DATASET ENTRIES
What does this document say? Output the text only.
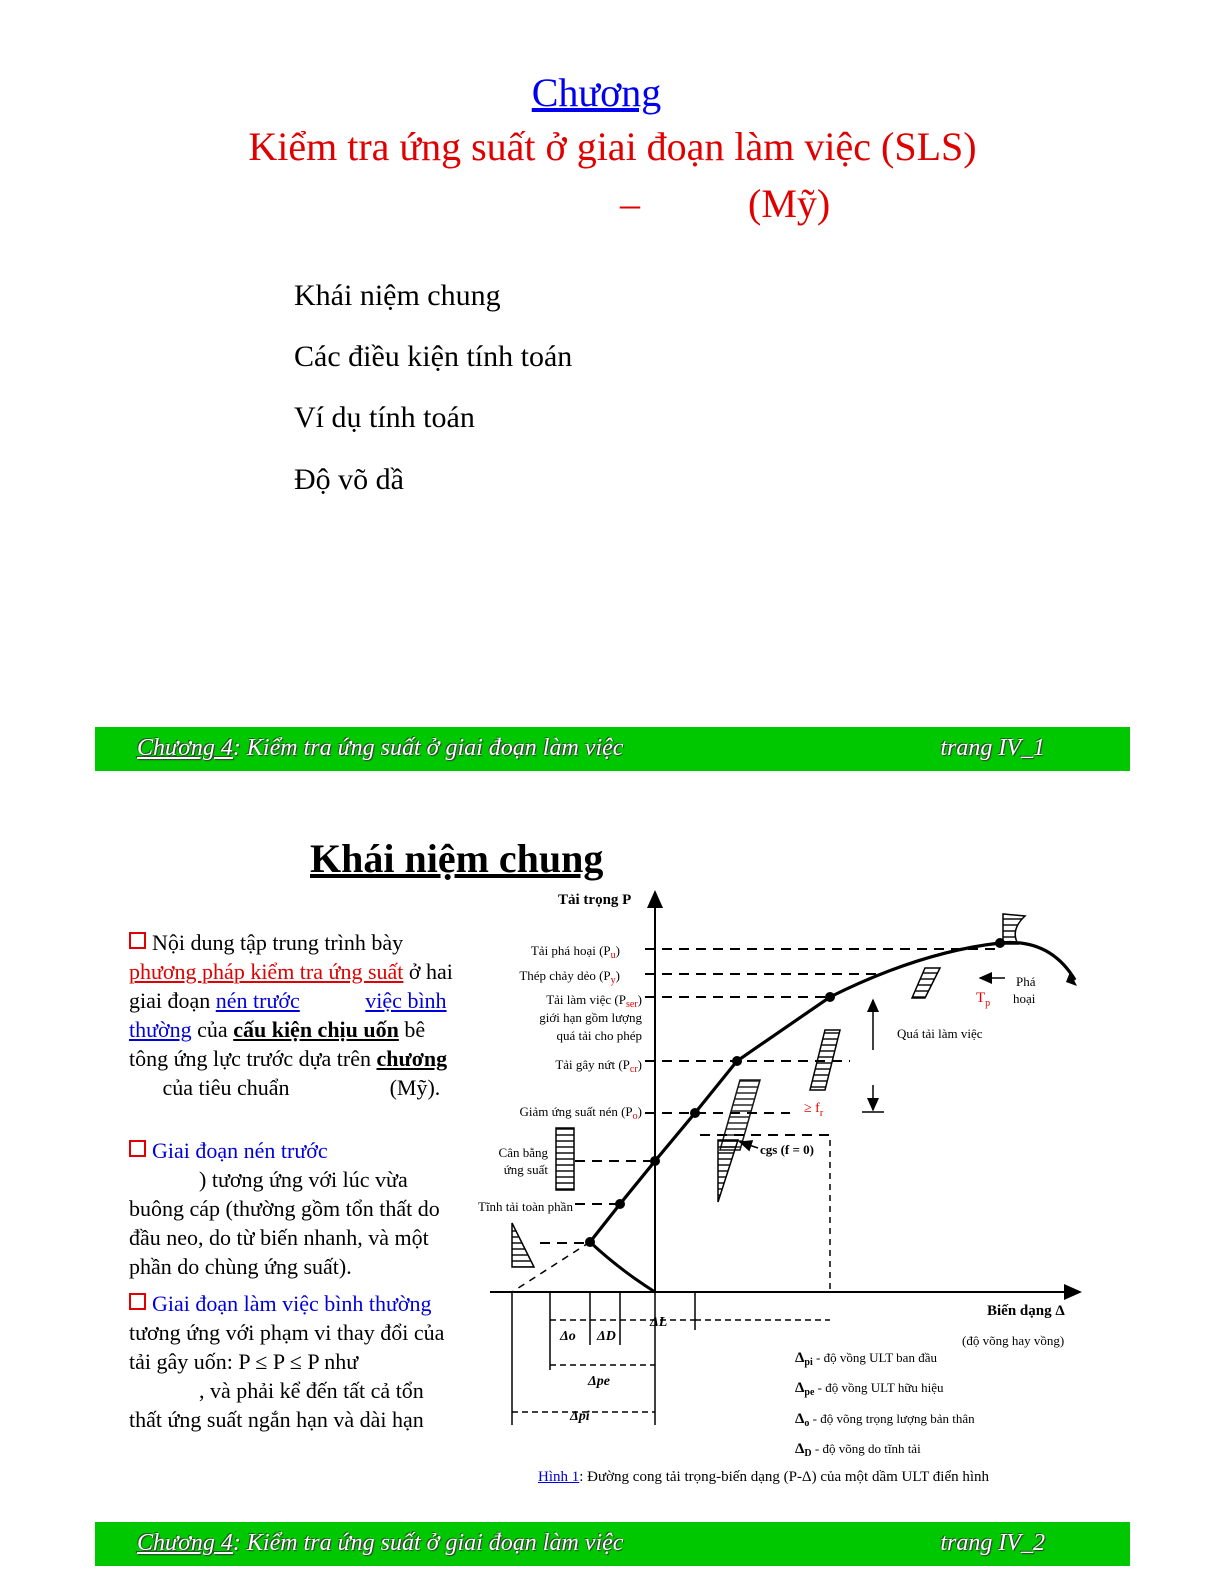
Chương
Kiểm tra ứng suất ở giai đoạn làm việc (SLS)
–	(Mỹ)
Khái niệm chung
Các điều kiện tính toán
Ví dụ tính toán
Độ võ dầ
Chương 4: Kiểm tra ứng suất ở giai đoạn làm việc	trang IV_1
Khái niệm chung
Nội dung tập trung trình bày phương pháp kiểm tra ứng suất ở hai giai đoạn nén trước	việc bình thường của cấu kiện chịu uốn bê tông ứng lực trước dựa trên chương của tiêu chuẩn	(Mỹ).
Giai đoạn nén trước
) tương ứng với lúc vừa buông cáp (thường gồm tổn thất do đầu neo, do từ biến nhanh, và một phần do chùng ứng suất).
Giai đoạn làm việc bình thường
tương ứng với phạm vi thay đổi của tải gây uốn: P ≤ P ≤ P như
, và phải kể đến tất cả tổn thất ứng suất ngắn hạn và dài hạn
Tải trọng P
Tải phá hoại $(P_u)$
Thép chảy dẻo $(P_y)$
Tải làm việc $(P_{ser})$
giới hạn gồm lượng
quá tải cho phép
Tải gây nứt $(P_{cr})$
Giảm ứng suất nén $(P_o)$
Cân bằng
ứng suất
Tĩnh tải toàn phần
$T_p$
Phá
hoại
Quá tải làm việc
≥ $f_r$
cgs (f = 0)
Biến dạng Δ
(độ võng hay vồng)
Δo ΔD
ΔL
Δpe
Δpi
$\Delta_{pi}$ - độ vồng ULT ban đầu
$\Delta_{pe}$ - độ vồng ULT hữu hiệu
$\Delta_o$ - độ võng trọng lượng bản thân
$\Delta_D$ - độ võng do tĩnh tải
Hình 1: Đường cong tải trọng-biến dạng (P-Δ) của một dầm ULT điển hình
Chương 4: Kiểm tra ứng suất ở giai đoạn làm việc	trang IV_2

TASK TO COMPLETE
The data should be printed again unchanged; leave its pictures out.

FINISHED ANSWER
What does this document say? Output the text only.
Chương
Kiểm tra ứng suất ở giai đoạn làm việc (SLS)
–	(Mỹ)
Khái niệm chung
Các điều kiện tính toán
Ví dụ tính toán
Độ võ dầ
Chương 4: Kiểm tra ứng suất ở giai đoạn làm việc	trang IV_1
Khái niệm chung
Nội dung tập trung trình bày phương pháp kiểm tra ứng suất ở hai giai đoạn nén trước	việc bình thường của cấu kiện chịu uốn bê tông ứng lực trước dựa trên chương của tiêu chuẩn	(Mỹ).
Giai đoạn nén trước
) tương ứng với lúc vừa buông cáp (thường gồm tổn thất do đầu neo, do từ biến nhanh, và một phần do chùng ứng suất).
Giai đoạn làm việc bình thường
tương ứng với phạm vi thay đổi của tải gây uốn: P ≤ P ≤ P như
, và phải kể đến tất cả tổn thất ứng suất ngắn hạn và dài hạn
Tải trọng P
Tải phá hoại $(P_u)$
Thép chảy dẻo $(P_y)$
Tải làm việc $(P_{ser})$
giới hạn gồm lượng
quá tải cho phép
Tải gây nứt $(P_{cr})$
Giảm ứng suất nén $(P_o)$
Cân bằng
ứng suất
Tĩnh tải toàn phần
$T_p$
Phá
hoại
Quá tải làm việc
≥ $f_r$
cgs (f = 0)
Biến dạng Δ
(độ võng hay vồng)
Δo ΔD
ΔL
Δpe
Δpi
$\Delta_{pi}$ - độ vồng ULT ban đầu
$\Delta_{pe}$ - độ vồng ULT hữu hiệu
$\Delta_o$ - độ võng trọng lượng bản thân
$\Delta_D$ - độ võng do tĩnh tải
Hình 1: Đường cong tải trọng-biến dạng (P-Δ) của một dầm ULT điển hình
Chương 4: Kiểm tra ứng suất ở giai đoạn làm việc	trang IV_2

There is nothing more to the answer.